Task:
Transcribe every record that appears below, exactly and in full.

--- Start Data records ---

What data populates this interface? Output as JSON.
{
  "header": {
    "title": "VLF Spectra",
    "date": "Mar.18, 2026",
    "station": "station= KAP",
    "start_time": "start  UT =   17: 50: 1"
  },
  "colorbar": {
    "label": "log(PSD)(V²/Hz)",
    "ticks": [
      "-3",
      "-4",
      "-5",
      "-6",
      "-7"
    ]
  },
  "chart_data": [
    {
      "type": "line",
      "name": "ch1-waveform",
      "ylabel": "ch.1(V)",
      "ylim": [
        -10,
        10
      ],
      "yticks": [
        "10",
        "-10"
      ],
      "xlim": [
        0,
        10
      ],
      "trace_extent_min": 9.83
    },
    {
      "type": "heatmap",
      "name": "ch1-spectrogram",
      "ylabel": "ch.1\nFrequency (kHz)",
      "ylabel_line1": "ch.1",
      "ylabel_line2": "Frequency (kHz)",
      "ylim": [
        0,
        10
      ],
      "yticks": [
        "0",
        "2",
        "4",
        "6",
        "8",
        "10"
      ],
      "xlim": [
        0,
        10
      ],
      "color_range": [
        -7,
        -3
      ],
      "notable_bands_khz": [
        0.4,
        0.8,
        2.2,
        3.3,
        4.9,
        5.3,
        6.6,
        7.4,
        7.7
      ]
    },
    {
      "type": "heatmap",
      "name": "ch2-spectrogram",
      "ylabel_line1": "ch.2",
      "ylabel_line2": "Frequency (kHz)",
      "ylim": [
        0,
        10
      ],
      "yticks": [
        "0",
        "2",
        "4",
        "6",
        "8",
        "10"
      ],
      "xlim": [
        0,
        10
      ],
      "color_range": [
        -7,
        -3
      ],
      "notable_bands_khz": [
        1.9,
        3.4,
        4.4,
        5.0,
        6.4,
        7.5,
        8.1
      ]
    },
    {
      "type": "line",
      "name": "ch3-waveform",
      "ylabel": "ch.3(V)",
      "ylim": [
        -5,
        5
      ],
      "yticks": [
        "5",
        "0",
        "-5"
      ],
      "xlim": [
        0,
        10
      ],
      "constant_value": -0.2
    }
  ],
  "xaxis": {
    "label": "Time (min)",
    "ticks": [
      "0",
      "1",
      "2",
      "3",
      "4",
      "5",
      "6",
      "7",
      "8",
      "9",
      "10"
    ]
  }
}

--- End Data records ---

Answer to this problem:
What data populates this interface? Output as JSON.
{
  "header": {
    "title": "VLF Spectra",
    "date": "Mar.18, 2026",
    "station": "station= KAP",
    "start_time": "start  UT =   17: 50: 1"
  },
  "colorbar": {
    "label": "log(PSD)(V²/Hz)",
    "ticks": [
      "-3",
      "-4",
      "-5",
      "-6",
      "-7"
    ]
  },
  "chart_data": [
    {
      "type": "line",
      "name": "ch1-waveform",
      "ylabel": "ch.1(V)",
      "ylim": [
        -10,
        10
      ],
      "yticks": [
        "10",
        "-10"
      ],
      "xlim": [
        0,
        10
      ],
      "trace_extent_min": 9.83
    },
    {
      "type": "heatmap",
      "name": "ch1-spectrogram",
      "ylabel": "ch.1\nFrequency (kHz)",
      "ylabel_line1": "ch.1",
      "ylabel_line2": "Frequency (kHz)",
      "ylim": [
        0,
        10
      ],
      "yticks": [
        "0",
        "2",
        "4",
        "6",
        "8",
        "10"
      ],
      "xlim": [
        0,
        10
      ],
      "color_range": [
        -7,
        -3
      ],
      "notable_bands_khz": [
        0.4,
        0.8,
        2.2,
        3.3,
        4.9,
        5.3,
        6.6,
        7.4,
        7.7
      ]
    },
    {
      "type": "heatmap",
      "name": "ch2-spectrogram",
      "ylabel_line1": "ch.2",
      "ylabel_line2": "Frequency (kHz)",
      "ylim": [
        0,
        10
      ],
      "yticks": [
        "0",
        "2",
        "4",
        "6",
        "8",
        "10"
      ],
      "xlim": [
        0,
        10
      ],
      "color_range": [
        -7,
        -3
      ],
      "notable_bands_khz": [
        1.9,
        3.4,
        4.4,
        5.0,
        6.4,
        7.5,
        8.1
      ]
    },
    {
      "type": "line",
      "name": "ch3-waveform",
      "ylabel": "ch.3(V)",
      "ylim": [
        -5,
        5
      ],
      "yticks": [
        "5",
        "0",
        "-5"
      ],
      "xlim": [
        0,
        10
      ],
      "constant_value": -0.2
    }
  ],
  "xaxis": {
    "label": "Time (min)",
    "ticks": [
      "0",
      "1",
      "2",
      "3",
      "4",
      "5",
      "6",
      "7",
      "8",
      "9",
      "10"
    ]
  }
}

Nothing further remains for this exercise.